Search the listing for the string "函数在区间" and copy every line that contains it.
════════════════
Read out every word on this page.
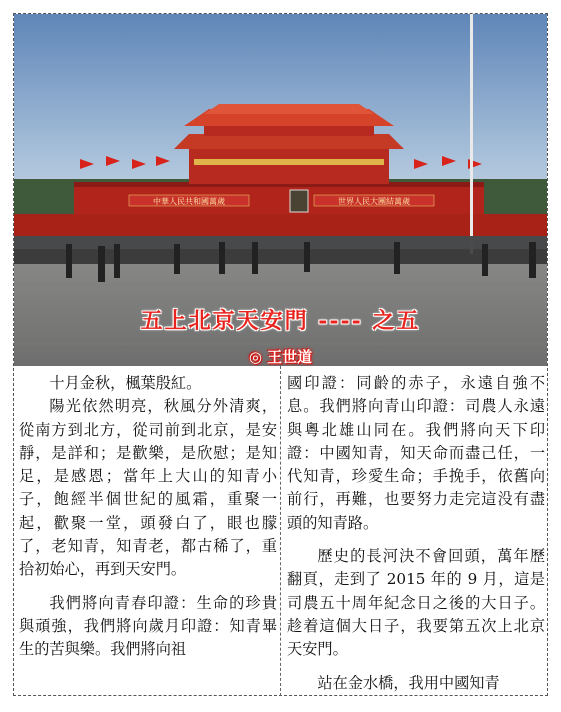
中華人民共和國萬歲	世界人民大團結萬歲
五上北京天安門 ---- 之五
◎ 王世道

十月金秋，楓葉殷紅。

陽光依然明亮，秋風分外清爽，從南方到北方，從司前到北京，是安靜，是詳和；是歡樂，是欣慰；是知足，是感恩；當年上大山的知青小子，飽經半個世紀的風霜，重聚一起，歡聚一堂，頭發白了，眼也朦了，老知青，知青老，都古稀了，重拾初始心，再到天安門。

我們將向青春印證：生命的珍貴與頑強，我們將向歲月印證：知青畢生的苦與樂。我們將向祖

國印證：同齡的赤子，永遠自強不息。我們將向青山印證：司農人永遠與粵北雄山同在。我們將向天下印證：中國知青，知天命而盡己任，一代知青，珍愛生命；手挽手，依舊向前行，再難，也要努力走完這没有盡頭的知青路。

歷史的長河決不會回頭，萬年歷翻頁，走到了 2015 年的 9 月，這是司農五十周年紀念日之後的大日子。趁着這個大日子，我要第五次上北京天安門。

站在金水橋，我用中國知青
════════════════
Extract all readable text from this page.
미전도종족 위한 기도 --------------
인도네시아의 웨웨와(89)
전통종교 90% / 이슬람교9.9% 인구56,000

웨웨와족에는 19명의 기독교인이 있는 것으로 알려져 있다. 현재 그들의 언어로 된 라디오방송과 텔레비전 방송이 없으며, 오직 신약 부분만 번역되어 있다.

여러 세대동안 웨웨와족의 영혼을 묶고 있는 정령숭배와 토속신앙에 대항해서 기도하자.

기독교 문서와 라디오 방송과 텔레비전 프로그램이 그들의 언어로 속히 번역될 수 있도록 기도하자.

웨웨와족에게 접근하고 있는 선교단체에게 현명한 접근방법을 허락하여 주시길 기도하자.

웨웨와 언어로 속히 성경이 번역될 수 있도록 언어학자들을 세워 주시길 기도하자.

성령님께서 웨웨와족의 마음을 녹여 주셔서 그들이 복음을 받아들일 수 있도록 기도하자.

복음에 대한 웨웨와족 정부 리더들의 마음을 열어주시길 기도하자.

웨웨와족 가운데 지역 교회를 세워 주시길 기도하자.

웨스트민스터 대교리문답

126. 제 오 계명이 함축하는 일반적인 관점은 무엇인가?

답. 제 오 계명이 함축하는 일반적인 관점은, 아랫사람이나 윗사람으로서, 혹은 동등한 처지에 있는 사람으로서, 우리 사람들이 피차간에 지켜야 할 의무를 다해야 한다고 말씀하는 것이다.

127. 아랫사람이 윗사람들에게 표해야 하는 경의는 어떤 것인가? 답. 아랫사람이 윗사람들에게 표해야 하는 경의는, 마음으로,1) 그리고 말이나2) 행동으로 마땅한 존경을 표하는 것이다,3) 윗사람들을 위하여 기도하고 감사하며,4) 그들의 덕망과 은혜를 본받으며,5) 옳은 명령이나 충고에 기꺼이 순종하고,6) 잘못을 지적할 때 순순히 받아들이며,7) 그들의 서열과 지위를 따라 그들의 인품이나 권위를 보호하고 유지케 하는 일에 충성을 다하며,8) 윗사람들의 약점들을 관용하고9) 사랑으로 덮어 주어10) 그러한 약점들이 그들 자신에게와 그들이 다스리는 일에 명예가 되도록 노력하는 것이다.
════════════════
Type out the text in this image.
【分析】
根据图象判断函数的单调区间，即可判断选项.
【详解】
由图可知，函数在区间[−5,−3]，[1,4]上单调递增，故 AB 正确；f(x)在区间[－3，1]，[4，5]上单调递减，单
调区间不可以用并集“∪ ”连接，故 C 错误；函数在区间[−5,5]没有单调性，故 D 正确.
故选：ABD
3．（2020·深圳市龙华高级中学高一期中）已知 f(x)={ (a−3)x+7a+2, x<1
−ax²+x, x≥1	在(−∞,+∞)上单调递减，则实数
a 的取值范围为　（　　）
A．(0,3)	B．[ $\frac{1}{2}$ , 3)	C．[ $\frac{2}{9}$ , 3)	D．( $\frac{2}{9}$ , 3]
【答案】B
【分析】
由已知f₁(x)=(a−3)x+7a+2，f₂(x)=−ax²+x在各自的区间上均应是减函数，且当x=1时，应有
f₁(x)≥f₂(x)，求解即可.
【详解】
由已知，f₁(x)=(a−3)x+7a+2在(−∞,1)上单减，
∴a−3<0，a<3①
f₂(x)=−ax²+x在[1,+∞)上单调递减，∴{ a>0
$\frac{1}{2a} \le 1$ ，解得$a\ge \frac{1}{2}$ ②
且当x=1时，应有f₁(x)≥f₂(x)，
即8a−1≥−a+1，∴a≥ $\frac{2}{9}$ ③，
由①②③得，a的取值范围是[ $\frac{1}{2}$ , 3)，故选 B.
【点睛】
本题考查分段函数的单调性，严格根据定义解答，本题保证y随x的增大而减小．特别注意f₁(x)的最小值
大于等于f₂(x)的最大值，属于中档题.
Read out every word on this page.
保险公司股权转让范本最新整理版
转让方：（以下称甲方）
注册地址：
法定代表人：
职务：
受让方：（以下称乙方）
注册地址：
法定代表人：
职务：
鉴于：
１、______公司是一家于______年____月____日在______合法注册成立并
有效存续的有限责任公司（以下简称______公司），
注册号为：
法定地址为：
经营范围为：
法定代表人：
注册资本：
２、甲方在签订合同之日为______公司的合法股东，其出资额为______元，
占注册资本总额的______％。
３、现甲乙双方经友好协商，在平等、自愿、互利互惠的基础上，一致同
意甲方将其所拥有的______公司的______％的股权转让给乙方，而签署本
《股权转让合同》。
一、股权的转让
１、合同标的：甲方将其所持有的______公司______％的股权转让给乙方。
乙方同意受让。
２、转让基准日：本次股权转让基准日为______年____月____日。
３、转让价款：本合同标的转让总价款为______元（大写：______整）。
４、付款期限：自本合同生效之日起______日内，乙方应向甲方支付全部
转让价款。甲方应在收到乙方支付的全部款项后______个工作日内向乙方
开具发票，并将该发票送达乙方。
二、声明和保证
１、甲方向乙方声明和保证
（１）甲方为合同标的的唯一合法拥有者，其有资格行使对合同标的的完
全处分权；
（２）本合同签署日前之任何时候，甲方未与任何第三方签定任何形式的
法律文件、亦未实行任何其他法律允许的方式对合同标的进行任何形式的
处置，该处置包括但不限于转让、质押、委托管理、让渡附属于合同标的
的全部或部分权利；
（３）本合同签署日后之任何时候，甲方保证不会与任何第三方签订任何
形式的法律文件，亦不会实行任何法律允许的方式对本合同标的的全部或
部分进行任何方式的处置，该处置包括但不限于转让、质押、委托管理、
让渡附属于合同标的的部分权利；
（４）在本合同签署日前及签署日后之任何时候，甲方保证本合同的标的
════════════════
PROBLEM SOLUTION:
由图可知，函数在区间[−5,−3]，[1,4]上单调递增，故 AB 正确；f(x)在区间[－3，1]，[4，5]上单调递减，单
调区间不可以用并集“∪ ”连接，故 C 错误；函数在区间[−5,5]没有单调性，故 D 正确.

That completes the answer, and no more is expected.